# START OF Text passage

Review of the Week: The 2007 Benoit Mandelbrot Fractal Art Contest Exhibition

Apparently, I can't run fast enough to get away from this art.

I find art is best contemplated while jogging...

They say you learn something new every day.

Today, I discovered it's not easy to write a review of an exhibition I never actually attended.

Then again, it's impossible to actually attend an exhibition when you don't hear about it until seven months after it has closed.


If OT's readers and Fractaland in general have been waiting for an update about the 2007 Benoit Mandelbrot Fractal Art Contest Exhibit, well, as the saying goes, you missed it. Don't feel bad. I'm sure you aren't the only one.

I know I was certainly looking forward to seeing it. I missed it, too.

And I even actively tried to keep tabs on it. I regularly scoured the usual fractal art forums, communities, and assorted haunts in hopes of ferreting out any peep about it. What did I find? Nothing. On Fractalus? Zero. Why even the BMFAC 2007 web site remains strangely silent -- about its own much trumpeted exhibition no less! The webmaster was certainly not shy about providing coverage of the 2006 BMFAC exhibition festivities. But news of the BMFAC 2007 exhibition appears to have been buried in a witness protection program. Don't take my word for it. Google it yourself. Try: "benoit mandelbrot fractal art contest exhibition 2007." I already know what you'll find. One relevant entry. Here -- where one paragraph vaguely states that a winning selection by the artist will be displayed in Spain in November. That's it. And that's where I took my only clue to find the MIA exhibition.


I began by checking the Spanish connections to the contest and Googling the BMFAC's listed judges -- especially those who had no work displayed in the exhibition. Doors finally began to open. One judge in particular stood out: Javier Barrallo.

Running a search on him, I found two -- and only two -- articles about the 2007 Benoit Mandelbrot Fractal Art Contest Exhibition. Both articles are written in Spanish, so I had to rely on Google's translation engine for an English transcription. I also pasted text into Babelfish for another translation used for comparison purposes. Quotes that appear in this post are derived from Google, and bracketed inserts from Babelfish are sometimes included for clarification.

The first article, which appeared on, is here. The second article, which appeared on the web site of the university where the exhibition was held, is here. I have linked to English translated versions, although the original Spanish pages can be easily found by either following links at the top of the linked page or by pasting a shortened version of the URL address into your browser window.


And what do we (appear to) learn?

The exhibition was held in Pamplona and displayed in the "lobby of El Sario" at the Public University of Navarre. The exhibition ran from December 21st, 2007, to January 31st, 2008 -- according to this agenda item in the university's calendar.

Both articles bill the event as: International Art Contest Fractal Benoit Mandelbrot 2007. Javier Barrallo (Calonge) is described as "the director of the contest." No mention is made of previously assumed director Damien M. Jones (although this site lists Jones and Barrallo as co-directors) or any of the other BMFAC judges. None of the exhibited artists is mentioned by name either, although the titles of several art works are cited.

# END OF Text passage

What you will do
**1.** List every person the fractal art exhibition review mentions by name.
**2.** Transcribe the fractal art exhibition review from "They say you" up to and including "it has closed.".

# START OF Record excerpts

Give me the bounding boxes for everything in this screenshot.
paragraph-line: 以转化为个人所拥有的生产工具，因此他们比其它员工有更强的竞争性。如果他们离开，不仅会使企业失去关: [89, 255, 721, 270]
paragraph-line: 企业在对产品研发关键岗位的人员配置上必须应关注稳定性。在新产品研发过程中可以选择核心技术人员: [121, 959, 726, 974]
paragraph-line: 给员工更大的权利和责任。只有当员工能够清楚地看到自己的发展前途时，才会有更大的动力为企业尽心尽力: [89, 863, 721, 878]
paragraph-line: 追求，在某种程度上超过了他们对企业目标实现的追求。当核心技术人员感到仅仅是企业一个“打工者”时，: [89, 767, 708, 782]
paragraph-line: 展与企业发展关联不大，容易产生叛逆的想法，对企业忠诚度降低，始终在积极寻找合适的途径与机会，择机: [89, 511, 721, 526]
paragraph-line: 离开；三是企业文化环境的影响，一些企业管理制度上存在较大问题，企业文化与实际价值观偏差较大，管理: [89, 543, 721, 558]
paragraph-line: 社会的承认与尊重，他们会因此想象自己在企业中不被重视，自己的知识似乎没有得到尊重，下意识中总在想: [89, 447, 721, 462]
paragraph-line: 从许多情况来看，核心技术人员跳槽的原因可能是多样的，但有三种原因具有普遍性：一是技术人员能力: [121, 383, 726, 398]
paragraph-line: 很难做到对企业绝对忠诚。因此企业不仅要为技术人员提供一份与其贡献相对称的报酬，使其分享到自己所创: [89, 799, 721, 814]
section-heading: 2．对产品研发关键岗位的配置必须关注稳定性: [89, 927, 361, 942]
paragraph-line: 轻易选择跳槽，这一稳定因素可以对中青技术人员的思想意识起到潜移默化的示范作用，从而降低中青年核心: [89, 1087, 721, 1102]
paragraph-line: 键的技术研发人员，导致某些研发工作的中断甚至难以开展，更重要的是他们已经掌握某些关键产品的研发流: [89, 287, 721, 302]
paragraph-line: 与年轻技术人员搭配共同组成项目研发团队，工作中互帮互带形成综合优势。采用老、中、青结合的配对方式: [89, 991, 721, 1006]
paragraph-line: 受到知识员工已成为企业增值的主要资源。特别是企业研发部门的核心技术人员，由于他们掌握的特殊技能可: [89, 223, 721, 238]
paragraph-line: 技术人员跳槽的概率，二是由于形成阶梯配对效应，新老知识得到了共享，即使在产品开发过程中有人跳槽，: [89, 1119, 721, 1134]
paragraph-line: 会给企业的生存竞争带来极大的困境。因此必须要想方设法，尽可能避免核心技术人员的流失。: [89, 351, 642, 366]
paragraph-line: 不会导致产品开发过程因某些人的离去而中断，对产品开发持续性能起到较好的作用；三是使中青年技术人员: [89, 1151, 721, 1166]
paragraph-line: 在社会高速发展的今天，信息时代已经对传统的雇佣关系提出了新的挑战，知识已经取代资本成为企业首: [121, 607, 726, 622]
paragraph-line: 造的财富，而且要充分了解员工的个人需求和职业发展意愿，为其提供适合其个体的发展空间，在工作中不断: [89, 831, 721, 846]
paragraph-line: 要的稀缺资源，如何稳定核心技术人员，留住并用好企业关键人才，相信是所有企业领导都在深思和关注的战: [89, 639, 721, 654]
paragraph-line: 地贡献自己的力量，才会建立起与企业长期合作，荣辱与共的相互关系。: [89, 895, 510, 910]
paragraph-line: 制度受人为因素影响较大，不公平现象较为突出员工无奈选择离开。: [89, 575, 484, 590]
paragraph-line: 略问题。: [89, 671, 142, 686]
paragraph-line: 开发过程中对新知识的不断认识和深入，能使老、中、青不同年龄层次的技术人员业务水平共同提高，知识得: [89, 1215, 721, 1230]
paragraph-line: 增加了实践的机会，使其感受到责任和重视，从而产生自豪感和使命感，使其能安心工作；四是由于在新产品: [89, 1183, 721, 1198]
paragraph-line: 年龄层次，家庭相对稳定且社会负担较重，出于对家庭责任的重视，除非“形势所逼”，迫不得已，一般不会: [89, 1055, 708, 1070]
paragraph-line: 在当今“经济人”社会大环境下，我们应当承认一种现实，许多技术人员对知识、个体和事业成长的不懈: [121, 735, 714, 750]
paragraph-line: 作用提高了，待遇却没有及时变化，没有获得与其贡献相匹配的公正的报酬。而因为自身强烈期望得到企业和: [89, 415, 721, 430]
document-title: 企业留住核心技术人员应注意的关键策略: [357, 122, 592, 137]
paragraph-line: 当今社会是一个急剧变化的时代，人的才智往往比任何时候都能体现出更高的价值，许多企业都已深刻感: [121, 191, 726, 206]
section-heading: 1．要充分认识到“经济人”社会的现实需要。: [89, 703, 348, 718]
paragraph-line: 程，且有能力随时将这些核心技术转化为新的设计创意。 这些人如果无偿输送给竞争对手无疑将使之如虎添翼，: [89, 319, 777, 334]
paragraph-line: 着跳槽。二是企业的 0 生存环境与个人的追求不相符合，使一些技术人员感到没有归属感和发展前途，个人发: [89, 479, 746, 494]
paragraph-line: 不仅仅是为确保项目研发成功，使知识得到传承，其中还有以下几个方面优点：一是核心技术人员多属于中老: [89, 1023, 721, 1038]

# END OF Record excerpts

Task results
**1.**
Benoit Mandelbrot
Javier Barrallo
Damien M. Jones

**2.**
They say you learn something new every day.

Today, I discovered it's not easy to write a review of an exhibition I never actually attended.

Then again, it's impossible to actually attend an exhibition when you don't hear about it until seven months after it has closed.